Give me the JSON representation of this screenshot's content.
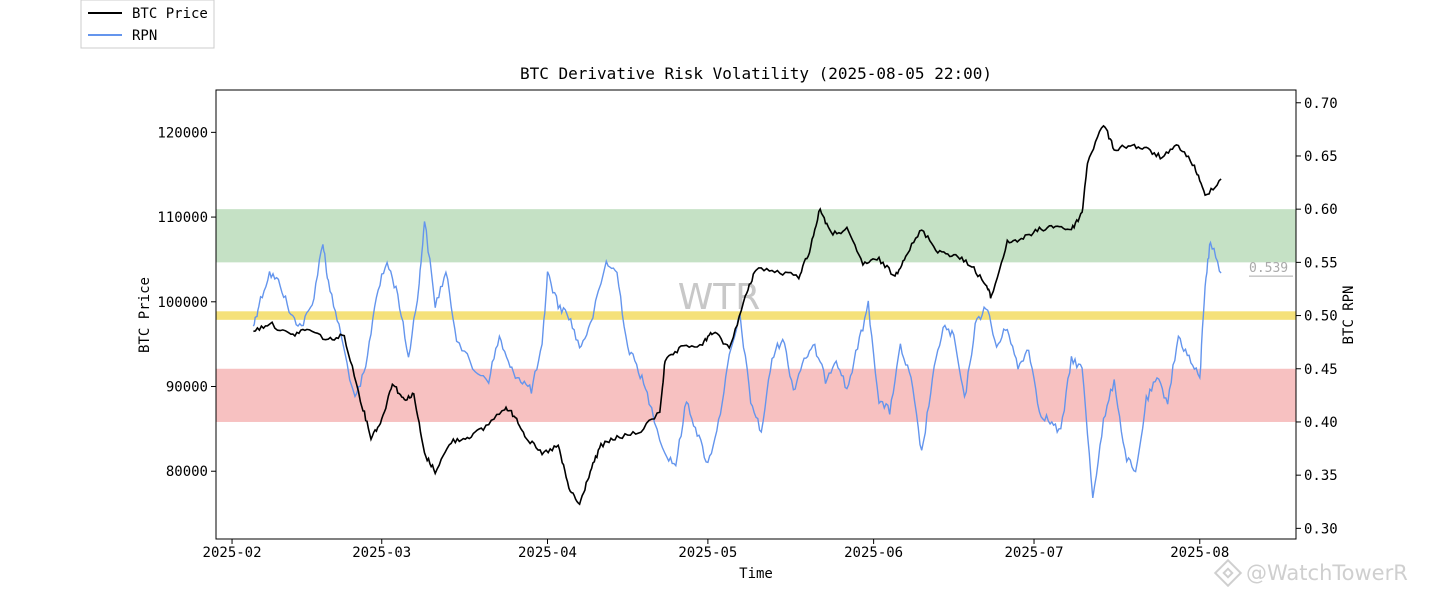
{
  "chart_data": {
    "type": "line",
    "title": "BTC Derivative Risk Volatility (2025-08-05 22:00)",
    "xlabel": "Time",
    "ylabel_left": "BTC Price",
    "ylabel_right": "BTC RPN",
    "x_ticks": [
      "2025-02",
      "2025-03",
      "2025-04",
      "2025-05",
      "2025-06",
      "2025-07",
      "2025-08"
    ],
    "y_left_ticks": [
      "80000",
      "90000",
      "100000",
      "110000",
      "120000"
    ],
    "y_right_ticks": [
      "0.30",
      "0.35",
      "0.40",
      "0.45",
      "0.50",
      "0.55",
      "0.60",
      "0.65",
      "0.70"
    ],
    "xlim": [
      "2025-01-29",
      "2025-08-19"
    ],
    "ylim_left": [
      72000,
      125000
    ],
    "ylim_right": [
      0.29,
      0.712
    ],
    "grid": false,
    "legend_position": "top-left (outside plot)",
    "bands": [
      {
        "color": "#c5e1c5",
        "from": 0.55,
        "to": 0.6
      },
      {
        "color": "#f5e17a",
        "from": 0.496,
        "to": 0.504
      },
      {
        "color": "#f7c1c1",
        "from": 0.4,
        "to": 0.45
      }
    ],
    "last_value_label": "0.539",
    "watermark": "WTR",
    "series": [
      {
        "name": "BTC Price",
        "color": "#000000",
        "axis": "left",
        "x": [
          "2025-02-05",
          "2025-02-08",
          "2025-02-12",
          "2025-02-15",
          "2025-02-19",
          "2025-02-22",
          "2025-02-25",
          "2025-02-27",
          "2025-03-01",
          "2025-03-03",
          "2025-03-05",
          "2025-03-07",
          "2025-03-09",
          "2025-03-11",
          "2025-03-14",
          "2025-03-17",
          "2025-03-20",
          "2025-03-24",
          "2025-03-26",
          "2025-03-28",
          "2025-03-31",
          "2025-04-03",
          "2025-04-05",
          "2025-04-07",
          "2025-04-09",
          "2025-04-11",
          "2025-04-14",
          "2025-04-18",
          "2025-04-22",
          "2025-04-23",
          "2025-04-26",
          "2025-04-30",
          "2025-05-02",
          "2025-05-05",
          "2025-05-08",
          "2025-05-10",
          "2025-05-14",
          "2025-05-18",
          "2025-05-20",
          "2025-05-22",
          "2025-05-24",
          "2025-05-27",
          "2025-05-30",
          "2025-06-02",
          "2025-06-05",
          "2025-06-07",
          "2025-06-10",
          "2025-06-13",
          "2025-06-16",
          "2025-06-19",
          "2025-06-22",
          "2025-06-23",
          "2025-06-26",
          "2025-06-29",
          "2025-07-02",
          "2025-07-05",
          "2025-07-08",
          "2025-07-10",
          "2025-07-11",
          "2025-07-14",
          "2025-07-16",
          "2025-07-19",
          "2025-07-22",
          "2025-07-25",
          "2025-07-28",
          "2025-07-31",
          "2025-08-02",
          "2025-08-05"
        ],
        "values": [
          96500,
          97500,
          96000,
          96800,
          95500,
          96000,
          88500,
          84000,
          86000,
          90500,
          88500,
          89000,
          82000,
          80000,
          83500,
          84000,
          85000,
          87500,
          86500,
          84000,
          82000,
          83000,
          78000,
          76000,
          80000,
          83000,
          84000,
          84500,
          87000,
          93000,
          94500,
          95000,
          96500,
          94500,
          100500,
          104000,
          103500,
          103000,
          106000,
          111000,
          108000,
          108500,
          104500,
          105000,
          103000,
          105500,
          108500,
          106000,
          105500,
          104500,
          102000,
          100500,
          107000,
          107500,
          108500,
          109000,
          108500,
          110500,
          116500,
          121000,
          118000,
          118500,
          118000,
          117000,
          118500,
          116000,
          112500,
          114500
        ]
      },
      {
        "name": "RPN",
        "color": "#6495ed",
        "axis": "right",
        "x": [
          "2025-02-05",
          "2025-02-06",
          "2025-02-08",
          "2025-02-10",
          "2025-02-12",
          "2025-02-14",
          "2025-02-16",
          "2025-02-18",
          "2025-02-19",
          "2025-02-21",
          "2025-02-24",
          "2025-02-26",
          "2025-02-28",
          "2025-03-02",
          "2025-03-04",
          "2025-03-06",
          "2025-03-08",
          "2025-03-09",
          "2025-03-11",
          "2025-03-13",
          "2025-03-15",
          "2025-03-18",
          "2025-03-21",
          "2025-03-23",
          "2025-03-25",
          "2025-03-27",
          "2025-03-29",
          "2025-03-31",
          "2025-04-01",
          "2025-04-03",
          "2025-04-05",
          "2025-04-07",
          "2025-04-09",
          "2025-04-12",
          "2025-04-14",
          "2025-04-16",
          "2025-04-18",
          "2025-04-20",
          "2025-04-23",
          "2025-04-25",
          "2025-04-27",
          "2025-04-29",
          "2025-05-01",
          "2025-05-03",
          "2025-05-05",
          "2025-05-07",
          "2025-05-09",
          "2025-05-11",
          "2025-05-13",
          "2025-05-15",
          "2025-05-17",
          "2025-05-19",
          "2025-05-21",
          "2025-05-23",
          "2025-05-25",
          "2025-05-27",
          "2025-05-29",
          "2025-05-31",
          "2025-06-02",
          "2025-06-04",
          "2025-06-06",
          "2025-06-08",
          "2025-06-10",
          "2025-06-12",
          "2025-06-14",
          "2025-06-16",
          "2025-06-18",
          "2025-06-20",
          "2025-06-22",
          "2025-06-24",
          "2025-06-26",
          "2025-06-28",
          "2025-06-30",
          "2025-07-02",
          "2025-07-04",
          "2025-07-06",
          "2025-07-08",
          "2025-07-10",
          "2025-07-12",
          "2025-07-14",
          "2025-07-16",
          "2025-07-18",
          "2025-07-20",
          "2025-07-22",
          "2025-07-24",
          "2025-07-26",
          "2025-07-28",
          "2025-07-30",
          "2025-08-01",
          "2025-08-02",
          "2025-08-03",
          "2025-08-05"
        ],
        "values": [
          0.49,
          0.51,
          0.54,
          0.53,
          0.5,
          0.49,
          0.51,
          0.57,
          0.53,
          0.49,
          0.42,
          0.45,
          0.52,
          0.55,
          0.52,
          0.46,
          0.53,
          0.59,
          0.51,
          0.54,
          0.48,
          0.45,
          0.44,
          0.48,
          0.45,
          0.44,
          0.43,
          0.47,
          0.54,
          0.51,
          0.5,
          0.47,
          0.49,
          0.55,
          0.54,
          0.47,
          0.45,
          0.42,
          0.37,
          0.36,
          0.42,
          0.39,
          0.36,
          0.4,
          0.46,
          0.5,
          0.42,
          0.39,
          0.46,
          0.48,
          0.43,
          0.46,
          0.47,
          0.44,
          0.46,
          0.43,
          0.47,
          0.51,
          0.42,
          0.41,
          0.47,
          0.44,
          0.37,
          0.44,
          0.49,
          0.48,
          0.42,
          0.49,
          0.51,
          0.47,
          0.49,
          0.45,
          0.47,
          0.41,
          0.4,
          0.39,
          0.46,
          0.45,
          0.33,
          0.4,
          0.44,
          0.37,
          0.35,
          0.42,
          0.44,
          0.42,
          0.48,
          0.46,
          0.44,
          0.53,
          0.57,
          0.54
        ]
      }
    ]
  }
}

Directions =>
Give nothing but the count of lines in the listing above that hold the string "color".

Problem solution =>
5